Work to do –
Exactly as written, please set down all of the entries again, with no pictures.

Provided records –
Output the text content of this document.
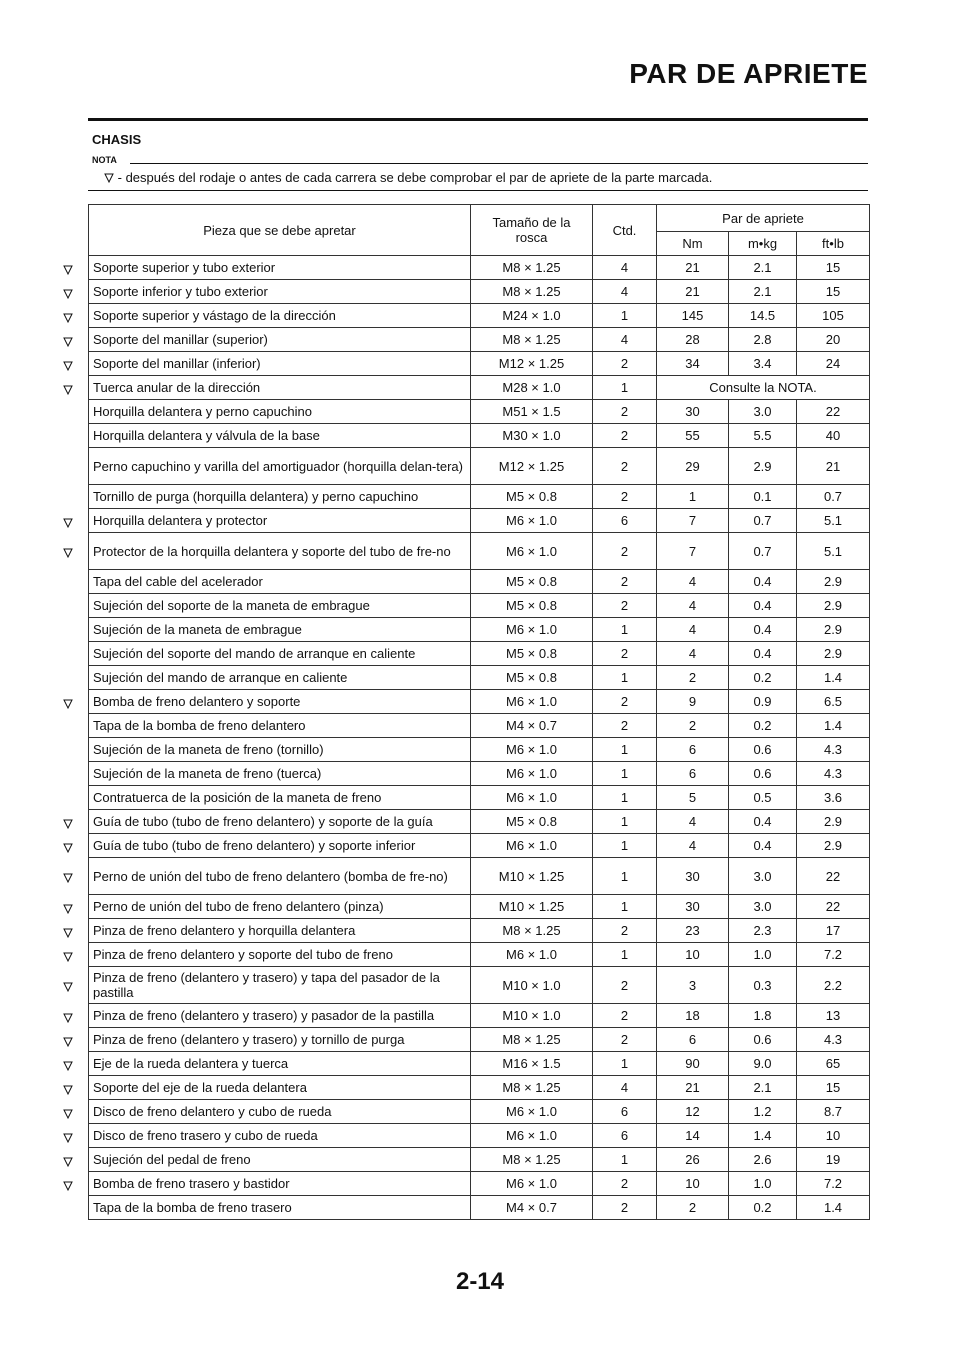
PAR DE APRIETE
CHASIS
NOTA
- después del rodaje o antes de cada carrera se debe comprobar el par de apriete de la parte marcada.
Pieza que se debe apretar	Tamaño de la rosca	Ctd.	Par de apriete		
			Nm	m•kg	ft•lb

Soporte superior y tubo exterior	M8 × 1.25	4	21	2.1	15

Soporte inferior y tubo exterior	M8 × 1.25	4	21	2.1	15

Soporte superior y vástago de la dirección	M24 × 1.0	1	145	14.5	105

Soporte del manillar (superior)	M8 × 1.25	4	28	2.8	20

Soporte del manillar (inferior)	M12 × 1.25	2	34	3.4	24

Tuerca anular de la dirección	M28 × 1.0	1	Consulte la NOTA.		
Horquilla delantera y perno capuchino	M51 × 1.5	2	30	3.0	22
Horquilla delantera y válvula de la base	M30 × 1.0	2	55	5.5	40
Perno capuchino y varilla del amortiguador (horquilla delan-tera)	M12 × 1.25	2	29	2.9	21
Tornillo de purga (horquilla delantera) y perno capuchino	M5 × 0.8	2	1	0.1	0.7

Horquilla delantera y protector	M6 × 1.0	6	7	0.7	5.1

Protector de la horquilla delantera y soporte del tubo de fre-no	M6 × 1.0	2	7	0.7	5.1
Tapa del cable del acelerador	M5 × 0.8	2	4	0.4	2.9
Sujeción del soporte de la maneta de embrague	M5 × 0.8	2	4	0.4	2.9
Sujeción de la maneta de embrague	M6 × 1.0	1	4	0.4	2.9
Sujeción del soporte del mando de arranque en caliente	M5 × 0.8	2	4	0.4	2.9
Sujeción del mando de arranque en caliente	M5 × 0.8	1	2	0.2	1.4

Bomba de freno delantero y soporte	M6 × 1.0	2	9	0.9	6.5
Tapa de la bomba de freno delantero	M4 × 0.7	2	2	0.2	1.4
Sujeción de la maneta de freno (tornillo)	M6 × 1.0	1	6	0.6	4.3
Sujeción de la maneta de freno (tuerca)	M6 × 1.0	1	6	0.6	4.3
Contratuerca de la posición de la maneta de freno	M6 × 1.0	1	5	0.5	3.6

Guía de tubo (tubo de freno delantero) y soporte de la guía	M5 × 0.8	1	4	0.4	2.9

Guía de tubo (tubo de freno delantero) y soporte inferior	M6 × 1.0	1	4	0.4	2.9

Perno de unión del tubo de freno delantero (bomba de fre-no)	M10 × 1.25	1	30	3.0	22

Perno de unión del tubo de freno delantero (pinza)	M10 × 1.25	1	30	3.0	22

Pinza de freno delantero y horquilla delantera	M8 × 1.25	2	23	2.3	17

Pinza de freno delantero y soporte del tubo de freno	M6 × 1.0	1	10	1.0	7.2

Pinza de freno (delantero y trasero) y tapa del pasador de la pastilla	M10 × 1.0	2	3	0.3	2.2

Pinza de freno (delantero y trasero) y pasador de la pastilla	M10 × 1.0	2	18	1.8	13

Pinza de freno (delantero y trasero) y tornillo de purga	M8 × 1.25	2	6	0.6	4.3

Eje de la rueda delantera y tuerca	M16 × 1.5	1	90	9.0	65

Soporte del eje de la rueda delantera	M8 × 1.25	4	21	2.1	15

Disco de freno delantero y cubo de rueda	M6 × 1.0	6	12	1.2	8.7

Disco de freno trasero y cubo de rueda	M6 × 1.0	6	14	1.4	10

Sujeción del pedal de freno	M8 × 1.25	1	26	2.6	19

Bomba de freno trasero y bastidor	M6 × 1.0	2	10	1.0	7.2
Tapa de la bomba de freno trasero	M4 × 0.7	2	2	0.2	1.4
2-14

Answer to the problem –
Output the text content of this document.
PAR DE APRIETE
CHASIS
NOTA
- después del rodaje o antes de cada carrera se debe comprobar el par de apriete de la parte marcada.
Pieza que se debe apretar	Tamaño de la rosca	Ctd.	Par de apriete		
			Nm	m•kg	ft•lb

Soporte superior y tubo exterior	M8 × 1.25	4	21	2.1	15

Soporte inferior y tubo exterior	M8 × 1.25	4	21	2.1	15

Soporte superior y vástago de la dirección	M24 × 1.0	1	145	14.5	105

Soporte del manillar (superior)	M8 × 1.25	4	28	2.8	20

Soporte del manillar (inferior)	M12 × 1.25	2	34	3.4	24

Tuerca anular de la dirección	M28 × 1.0	1	Consulte la NOTA.		
Horquilla delantera y perno capuchino	M51 × 1.5	2	30	3.0	22
Horquilla delantera y válvula de la base	M30 × 1.0	2	55	5.5	40
Perno capuchino y varilla del amortiguador (horquilla delan-tera)	M12 × 1.25	2	29	2.9	21
Tornillo de purga (horquilla delantera) y perno capuchino	M5 × 0.8	2	1	0.1	0.7

Horquilla delantera y protector	M6 × 1.0	6	7	0.7	5.1

Protector de la horquilla delantera y soporte del tubo de fre-no	M6 × 1.0	2	7	0.7	5.1
Tapa del cable del acelerador	M5 × 0.8	2	4	0.4	2.9
Sujeción del soporte de la maneta de embrague	M5 × 0.8	2	4	0.4	2.9
Sujeción de la maneta de embrague	M6 × 1.0	1	4	0.4	2.9
Sujeción del soporte del mando de arranque en caliente	M5 × 0.8	2	4	0.4	2.9
Sujeción del mando de arranque en caliente	M5 × 0.8	1	2	0.2	1.4

Bomba de freno delantero y soporte	M6 × 1.0	2	9	0.9	6.5
Tapa de la bomba de freno delantero	M4 × 0.7	2	2	0.2	1.4
Sujeción de la maneta de freno (tornillo)	M6 × 1.0	1	6	0.6	4.3
Sujeción de la maneta de freno (tuerca)	M6 × 1.0	1	6	0.6	4.3
Contratuerca de la posición de la maneta de freno	M6 × 1.0	1	5	0.5	3.6

Guía de tubo (tubo de freno delantero) y soporte de la guía	M5 × 0.8	1	4	0.4	2.9

Guía de tubo (tubo de freno delantero) y soporte inferior	M6 × 1.0	1	4	0.4	2.9

Perno de unión del tubo de freno delantero (bomba de fre-no)	M10 × 1.25	1	30	3.0	22

Perno de unión del tubo de freno delantero (pinza)	M10 × 1.25	1	30	3.0	22

Pinza de freno delantero y horquilla delantera	M8 × 1.25	2	23	2.3	17

Pinza de freno delantero y soporte del tubo de freno	M6 × 1.0	1	10	1.0	7.2

Pinza de freno (delantero y trasero) y tapa del pasador de la pastilla	M10 × 1.0	2	3	0.3	2.2

Pinza de freno (delantero y trasero) y pasador de la pastilla	M10 × 1.0	2	18	1.8	13

Pinza de freno (delantero y trasero) y tornillo de purga	M8 × 1.25	2	6	0.6	4.3

Eje de la rueda delantera y tuerca	M16 × 1.5	1	90	9.0	65

Soporte del eje de la rueda delantera	M8 × 1.25	4	21	2.1	15

Disco de freno delantero y cubo de rueda	M6 × 1.0	6	12	1.2	8.7

Disco de freno trasero y cubo de rueda	M6 × 1.0	6	14	1.4	10

Sujeción del pedal de freno	M8 × 1.25	1	26	2.6	19

Bomba de freno trasero y bastidor	M6 × 1.0	2	10	1.0	7.2
Tapa de la bomba de freno trasero	M4 × 0.7	2	2	0.2	1.4
2-14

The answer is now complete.